▶ **Lavoro richiesto**
Trascrivi il passo del testo sulle cure domiciliari che si apre con le parole contenenti "Le difficoltà incontrate" e si chiude con "e vengono applicate.", rinominando "Servizio Sanitario Nazionale" in "SSN".

▶ **Testo della pagina**
Le difficoltà incontrate dal Servizio Sanitario Nazionale nel fornire efficacemente cure domiciliari è stato uno degli argomenti centrali durante la pandemia di Covid-19. Certo, non si è trattato di una scelta deliberata del governo per favorire Big Pharma, come sostengono siti complottisti. Anche perché le linee guida del governo per il trattamento domiciliare del Covid ci sono e vengono applicate.
E non è vero che con le sole cure domiciliari sarebbe stato possibile evitare le ospedalizzazioni, poiché è noto ai medici che il Covid-19 in alcuni soggetti subisce un notevole peggioramento dopo circa una settimana e a quel punto l’unica soluzione è il ricovero.
Il servizio delle cure domiciliari troppo debole
Tuttavia, su questo gli esperti sono concordi, soprattutto in Lombardia, in particolare durante la prima ondata, si è fatto un eccessivo ricorso alle ospedalizzazioni. E questo ha portato principalmente due problemi. Prima di tutto il virus ha cominciato a circolare più rapidamente nei pronto soccorso, tra i pazienti e i medici. Inoltre, gli ospedali si sono rapidamente saturati ed è stato più complicato garantire le cure a tutti i cittadini quando la pandemia è esplosa.
E questo è accaduto per una semplice ragione. In Lombardia in particolare, ma in generale in tutta Italia, il servizio delle cure domiciliari è debole. Non c’era modo di intervenire sul territorio e perciò si è ricorso agli ospedali. Un limite che il governo ha individuato e che ha intenzione di correggere, anche grazie all’aiuto del Recovery Plan.
Speranza: “Con Recovery 4 miliardi per le cure domiciliari”
Il ministro della Salute, Roberto Speranza, ha annunciato che Regioni e Stato hanno trovato l’accordo per uniformare e potenziare il livello dell’assistenza a casa. “Con l’intesa tra Stato e Regioni sulle cure domiciliari si compie un passo fondamentale per costruire la sanità di domani. Con il Pnrr investiamo 4 miliardi di euro nelle cure domiciliari, per portare l’assistenza pubblica e le cure più appropriate in casa dei pazienti”, ha annunciato il ministro.
In base all’accordo, le convenzioni con gli “enti erogatori” dovranno essere assegnate rispettando requisiti di qualità uguali in tutto il Paese. Oggi invece esistono profonde differenze tra i territori proprio perché ogni Regione si regola senza una guida comune. Così, ad esempio, Veneto ed Emilia Romagna, durante la pandemia di Covid sono riuscite a rispondere più efficacemente con il servizio delle cure domiciliari rispetto alla Lombardia.

▶ **Informazioni fornite**
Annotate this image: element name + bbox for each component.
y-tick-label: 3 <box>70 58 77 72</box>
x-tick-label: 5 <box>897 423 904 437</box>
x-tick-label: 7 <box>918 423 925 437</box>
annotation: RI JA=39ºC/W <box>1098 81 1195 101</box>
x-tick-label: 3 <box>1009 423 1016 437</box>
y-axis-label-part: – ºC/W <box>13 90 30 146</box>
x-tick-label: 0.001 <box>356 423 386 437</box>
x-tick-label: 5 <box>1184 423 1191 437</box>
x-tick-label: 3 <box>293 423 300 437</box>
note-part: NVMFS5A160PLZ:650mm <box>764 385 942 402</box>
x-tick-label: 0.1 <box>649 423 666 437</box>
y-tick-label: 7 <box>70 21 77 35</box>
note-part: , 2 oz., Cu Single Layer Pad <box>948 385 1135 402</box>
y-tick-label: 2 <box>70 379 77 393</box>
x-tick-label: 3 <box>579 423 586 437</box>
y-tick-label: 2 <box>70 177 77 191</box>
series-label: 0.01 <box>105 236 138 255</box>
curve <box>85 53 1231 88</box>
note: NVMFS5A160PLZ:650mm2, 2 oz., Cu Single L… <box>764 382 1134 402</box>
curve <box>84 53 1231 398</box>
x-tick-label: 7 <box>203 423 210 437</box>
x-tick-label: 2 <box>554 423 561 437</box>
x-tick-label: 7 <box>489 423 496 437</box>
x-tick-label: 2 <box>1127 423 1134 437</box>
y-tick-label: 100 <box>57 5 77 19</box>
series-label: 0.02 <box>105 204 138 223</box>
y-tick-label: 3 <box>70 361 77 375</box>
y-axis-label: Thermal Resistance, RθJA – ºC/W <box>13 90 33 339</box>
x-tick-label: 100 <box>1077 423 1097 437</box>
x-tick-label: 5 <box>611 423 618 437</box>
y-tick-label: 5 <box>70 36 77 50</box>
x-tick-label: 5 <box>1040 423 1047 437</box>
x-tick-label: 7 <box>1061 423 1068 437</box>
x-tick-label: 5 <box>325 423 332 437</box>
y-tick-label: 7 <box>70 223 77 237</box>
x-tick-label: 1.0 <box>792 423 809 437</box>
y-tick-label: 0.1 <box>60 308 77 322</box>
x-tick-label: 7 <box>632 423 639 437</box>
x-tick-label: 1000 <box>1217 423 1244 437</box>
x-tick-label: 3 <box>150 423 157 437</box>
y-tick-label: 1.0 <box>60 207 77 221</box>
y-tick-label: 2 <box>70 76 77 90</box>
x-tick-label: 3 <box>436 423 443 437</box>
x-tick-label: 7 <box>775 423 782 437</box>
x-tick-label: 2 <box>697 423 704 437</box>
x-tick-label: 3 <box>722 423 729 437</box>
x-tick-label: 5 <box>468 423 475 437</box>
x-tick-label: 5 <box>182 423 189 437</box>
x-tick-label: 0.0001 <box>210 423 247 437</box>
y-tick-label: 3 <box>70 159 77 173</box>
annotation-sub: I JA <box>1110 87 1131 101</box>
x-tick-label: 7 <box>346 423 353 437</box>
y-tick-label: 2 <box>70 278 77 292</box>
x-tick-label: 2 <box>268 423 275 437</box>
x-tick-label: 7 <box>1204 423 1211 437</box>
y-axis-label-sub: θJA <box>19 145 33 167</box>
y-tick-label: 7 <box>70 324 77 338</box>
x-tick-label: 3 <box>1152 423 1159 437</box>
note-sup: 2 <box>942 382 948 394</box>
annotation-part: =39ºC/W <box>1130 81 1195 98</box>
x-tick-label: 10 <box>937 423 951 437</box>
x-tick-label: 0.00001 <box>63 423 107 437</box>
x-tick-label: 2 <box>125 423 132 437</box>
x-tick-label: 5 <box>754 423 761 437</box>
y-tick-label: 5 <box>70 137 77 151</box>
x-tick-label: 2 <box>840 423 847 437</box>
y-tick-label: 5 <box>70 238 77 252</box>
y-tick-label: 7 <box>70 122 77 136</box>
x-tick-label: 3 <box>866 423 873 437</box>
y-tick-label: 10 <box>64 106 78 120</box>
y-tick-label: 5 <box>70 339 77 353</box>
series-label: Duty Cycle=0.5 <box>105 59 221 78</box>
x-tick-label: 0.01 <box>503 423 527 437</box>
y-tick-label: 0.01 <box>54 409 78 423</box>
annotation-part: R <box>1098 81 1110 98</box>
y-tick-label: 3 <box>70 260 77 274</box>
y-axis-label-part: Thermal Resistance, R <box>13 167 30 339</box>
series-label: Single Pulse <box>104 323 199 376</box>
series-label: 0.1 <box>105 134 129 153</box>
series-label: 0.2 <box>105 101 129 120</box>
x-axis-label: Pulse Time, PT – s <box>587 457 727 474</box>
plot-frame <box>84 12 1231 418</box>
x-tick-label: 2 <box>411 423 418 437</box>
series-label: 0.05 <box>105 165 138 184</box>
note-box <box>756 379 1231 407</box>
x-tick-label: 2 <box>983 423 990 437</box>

▶ **Risposta scritta**
Le difficoltà incontrate dal SSN nel fornire efficacemente cure domiciliari è stato uno degli argomenti centrali durante la pandemia di Covid-19. Certo, non si è trattato di una scelta deliberata del governo per favorire Big Pharma, come sostengono siti complottisti. Anche perché le linee guida del governo per il trattamento domiciliare del Covid ci sono e vengono applicate.